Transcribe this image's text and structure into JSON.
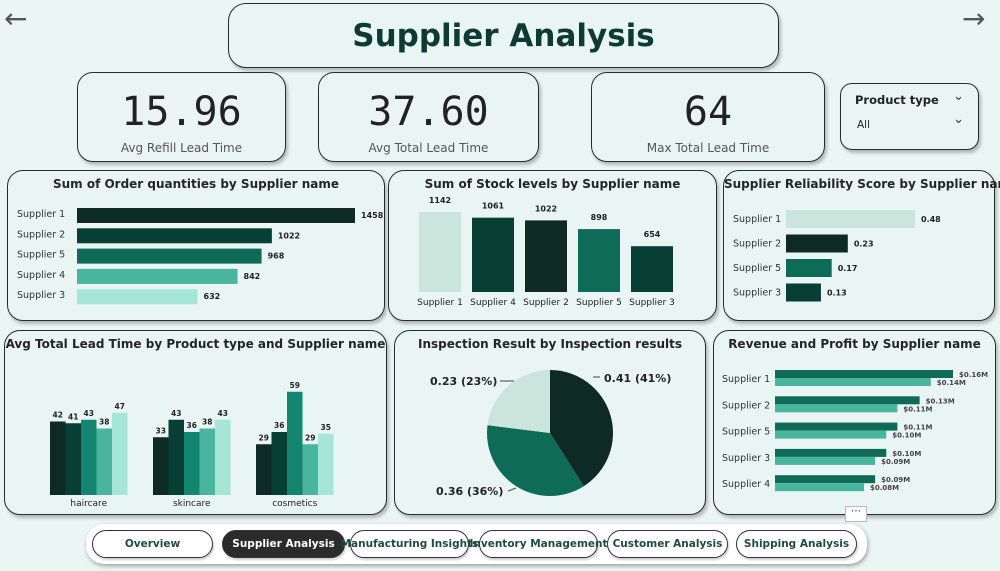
{
  "page_title": "Supplier Analysis",
  "nav_arrows": {
    "back_icon": "arrow-left-icon",
    "forward_icon": "arrow-right-icon"
  },
  "kpis": [
    {
      "value": "15.96",
      "label": "Avg Refill Lead Time"
    },
    {
      "value": "37.60",
      "label": "Avg Total Lead Time"
    },
    {
      "value": "64",
      "label": "Max Total Lead Time"
    }
  ],
  "filter": {
    "title": "Product type",
    "value": "All"
  },
  "colors": {
    "dark": "#0d2a25",
    "d2": "#073f35",
    "mid": "#0e6b58",
    "teal": "#14866f",
    "light": "#4ab59f",
    "pale": "#a6e6d6",
    "pale2": "#c9e5dc",
    "bg": "#eaf6f3"
  },
  "charts": {
    "order_qty": {
      "title": "Sum of Order quantities by Supplier name",
      "type": "bar",
      "categories": [
        "Supplier 1",
        "Supplier 2",
        "Supplier 5",
        "Supplier 4",
        "Supplier 3"
      ],
      "values": [
        1458,
        1022,
        968,
        842,
        632
      ],
      "labels": [
        "1458",
        "1022",
        "968",
        "842",
        "632"
      ],
      "colors": [
        "#0d2a25",
        "#073f35",
        "#0e6b58",
        "#4ab59f",
        "#a6e6d6"
      ]
    },
    "stock": {
      "title": "Sum of Stock levels by Supplier name",
      "type": "bar",
      "categories": [
        "Supplier 1",
        "Supplier 4",
        "Supplier 2",
        "Supplier 5",
        "Supplier 3"
      ],
      "values": [
        1142,
        1061,
        1022,
        898,
        654
      ],
      "labels": [
        "1142",
        "1061",
        "1022",
        "898",
        "654"
      ],
      "colors": [
        "#c9e5dc",
        "#073f35",
        "#0d2a25",
        "#0e6b58",
        "#073f35"
      ]
    },
    "reliability": {
      "title": "Supplier Reliability Score by Supplier name",
      "type": "bar",
      "categories": [
        "Supplier 1",
        "Supplier 2",
        "Supplier 5",
        "Supplier 3"
      ],
      "values": [
        0.48,
        0.23,
        0.17,
        0.13
      ],
      "labels": [
        "0.48",
        "0.23",
        "0.17",
        "0.13"
      ],
      "colors": [
        "#c9e5dc",
        "#0d2a25",
        "#0e6b58",
        "#073f35"
      ]
    },
    "lead_time": {
      "title": "Avg Total Lead Time by Product type and Supplier name",
      "type": "bar",
      "categories": [
        "haircare",
        "skincare",
        "cosmetics"
      ],
      "series": [
        {
          "values": [
            42,
            33,
            29
          ],
          "labels": [
            "42",
            "33",
            "29"
          ],
          "color": "#0d2a25"
        },
        {
          "values": [
            41,
            43,
            36
          ],
          "labels": [
            "41",
            "43",
            "36"
          ],
          "color": "#073f35"
        },
        {
          "values": [
            43,
            36,
            59
          ],
          "labels": [
            "43",
            "36",
            "59"
          ],
          "color": "#14866f"
        },
        {
          "values": [
            38,
            38,
            29
          ],
          "labels": [
            "38",
            "38",
            "29"
          ],
          "color": "#4ab59f"
        },
        {
          "values": [
            47,
            43,
            35
          ],
          "labels": [
            "47",
            "43",
            "35"
          ],
          "color": "#a6e6d6"
        }
      ]
    },
    "inspection": {
      "title": "Inspection Result by Inspection results",
      "type": "pie",
      "slices": [
        {
          "value": 0.41,
          "label": "0.41 (41%)",
          "color": "#0d2a25"
        },
        {
          "value": 0.36,
          "label": "0.36 (36%)",
          "color": "#0e6b58"
        },
        {
          "value": 0.23,
          "label": "0.23 (23%)",
          "color": "#c9e5dc"
        }
      ]
    },
    "revenue": {
      "title": "Revenue and Profit by Supplier name",
      "type": "bar",
      "categories": [
        "Supplier 1",
        "Supplier 2",
        "Supplier 5",
        "Supplier 3",
        "Supplier 4"
      ],
      "series": [
        {
          "values": [
            0.16,
            0.13,
            0.11,
            0.1,
            0.09
          ],
          "labels": [
            "$0.16M",
            "$0.13M",
            "$0.11M",
            "$0.10M",
            "$0.09M"
          ],
          "color": "#0e6b58"
        },
        {
          "values": [
            0.14,
            0.11,
            0.1,
            0.09,
            0.08
          ],
          "labels": [
            "$0.14M",
            "$0.11M",
            "$0.10M",
            "$0.09M",
            "$0.08M"
          ],
          "color": "#4ab59f"
        }
      ]
    }
  },
  "more_icon": "more-options-icon",
  "tabs": [
    {
      "label": "Overview",
      "active": false
    },
    {
      "label": "Supplier Analysis",
      "active": true
    },
    {
      "label": "Manufacturing Insights",
      "active": false
    },
    {
      "label": "Inventory Management",
      "active": false
    },
    {
      "label": "Customer Analysis",
      "active": false
    },
    {
      "label": "Shipping Analysis",
      "active": false
    }
  ]
}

--------------------

■ **WHAT YOU NEED TO DO**
Quote each entry above verbatim and drop the pictures.

■ **ANSWER**
Transcribe this image's text and structure into JSON.
{
  "page_title": "Supplier Analysis",
  "nav_arrows": {
    "back_icon": "arrow-left-icon",
    "forward_icon": "arrow-right-icon"
  },
  "kpis": [
    {
      "value": "15.96",
      "label": "Avg Refill Lead Time"
    },
    {
      "value": "37.60",
      "label": "Avg Total Lead Time"
    },
    {
      "value": "64",
      "label": "Max Total Lead Time"
    }
  ],
  "filter": {
    "title": "Product type",
    "value": "All"
  },
  "colors": {
    "dark": "#0d2a25",
    "d2": "#073f35",
    "mid": "#0e6b58",
    "teal": "#14866f",
    "light": "#4ab59f",
    "pale": "#a6e6d6",
    "pale2": "#c9e5dc",
    "bg": "#eaf6f3"
  },
  "charts": {
    "order_qty": {
      "title": "Sum of Order quantities by Supplier name",
      "type": "bar",
      "categories": [
        "Supplier 1",
        "Supplier 2",
        "Supplier 5",
        "Supplier 4",
        "Supplier 3"
      ],
      "values": [
        1458,
        1022,
        968,
        842,
        632
      ],
      "labels": [
        "1458",
        "1022",
        "968",
        "842",
        "632"
      ],
      "colors": [
        "#0d2a25",
        "#073f35",
        "#0e6b58",
        "#4ab59f",
        "#a6e6d6"
      ]
    },
    "stock": {
      "title": "Sum of Stock levels by Supplier name",
      "type": "bar",
      "categories": [
        "Supplier 1",
        "Supplier 4",
        "Supplier 2",
        "Supplier 5",
        "Supplier 3"
      ],
      "values": [
        1142,
        1061,
        1022,
        898,
        654
      ],
      "labels": [
        "1142",
        "1061",
        "1022",
        "898",
        "654"
      ],
      "colors": [
        "#c9e5dc",
        "#073f35",
        "#0d2a25",
        "#0e6b58",
        "#073f35"
      ]
    },
    "reliability": {
      "title": "Supplier Reliability Score by Supplier name",
      "type": "bar",
      "categories": [
        "Supplier 1",
        "Supplier 2",
        "Supplier 5",
        "Supplier 3"
      ],
      "values": [
        0.48,
        0.23,
        0.17,
        0.13
      ],
      "labels": [
        "0.48",
        "0.23",
        "0.17",
        "0.13"
      ],
      "colors": [
        "#c9e5dc",
        "#0d2a25",
        "#0e6b58",
        "#073f35"
      ]
    },
    "lead_time": {
      "title": "Avg Total Lead Time by Product type and Supplier name",
      "type": "bar",
      "categories": [
        "haircare",
        "skincare",
        "cosmetics"
      ],
      "series": [
        {
          "values": [
            42,
            33,
            29
          ],
          "labels": [
            "42",
            "33",
            "29"
          ],
          "color": "#0d2a25"
        },
        {
          "values": [
            41,
            43,
            36
          ],
          "labels": [
            "41",
            "43",
            "36"
          ],
          "color": "#073f35"
        },
        {
          "values": [
            43,
            36,
            59
          ],
          "labels": [
            "43",
            "36",
            "59"
          ],
          "color": "#14866f"
        },
        {
          "values": [
            38,
            38,
            29
          ],
          "labels": [
            "38",
            "38",
            "29"
          ],
          "color": "#4ab59f"
        },
        {
          "values": [
            47,
            43,
            35
          ],
          "labels": [
            "47",
            "43",
            "35"
          ],
          "color": "#a6e6d6"
        }
      ]
    },
    "inspection": {
      "title": "Inspection Result by Inspection results",
      "type": "pie",
      "slices": [
        {
          "value": 0.41,
          "label": "0.41 (41%)",
          "color": "#0d2a25"
        },
        {
          "value": 0.36,
          "label": "0.36 (36%)",
          "color": "#0e6b58"
        },
        {
          "value": 0.23,
          "label": "0.23 (23%)",
          "color": "#c9e5dc"
        }
      ]
    },
    "revenue": {
      "title": "Revenue and Profit by Supplier name",
      "type": "bar",
      "categories": [
        "Supplier 1",
        "Supplier 2",
        "Supplier 5",
        "Supplier 3",
        "Supplier 4"
      ],
      "series": [
        {
          "values": [
            0.16,
            0.13,
            0.11,
            0.1,
            0.09
          ],
          "labels": [
            "$0.16M",
            "$0.13M",
            "$0.11M",
            "$0.10M",
            "$0.09M"
          ],
          "color": "#0e6b58"
        },
        {
          "values": [
            0.14,
            0.11,
            0.1,
            0.09,
            0.08
          ],
          "labels": [
            "$0.14M",
            "$0.11M",
            "$0.10M",
            "$0.09M",
            "$0.08M"
          ],
          "color": "#4ab59f"
        }
      ]
    }
  },
  "more_icon": "more-options-icon",
  "tabs": [
    {
      "label": "Overview",
      "active": false
    },
    {
      "label": "Supplier Analysis",
      "active": true
    },
    {
      "label": "Manufacturing Insights",
      "active": false
    },
    {
      "label": "Inventory Management",
      "active": false
    },
    {
      "label": "Customer Analysis",
      "active": false
    },
    {
      "label": "Shipping Analysis",
      "active": false
    }
  ]
}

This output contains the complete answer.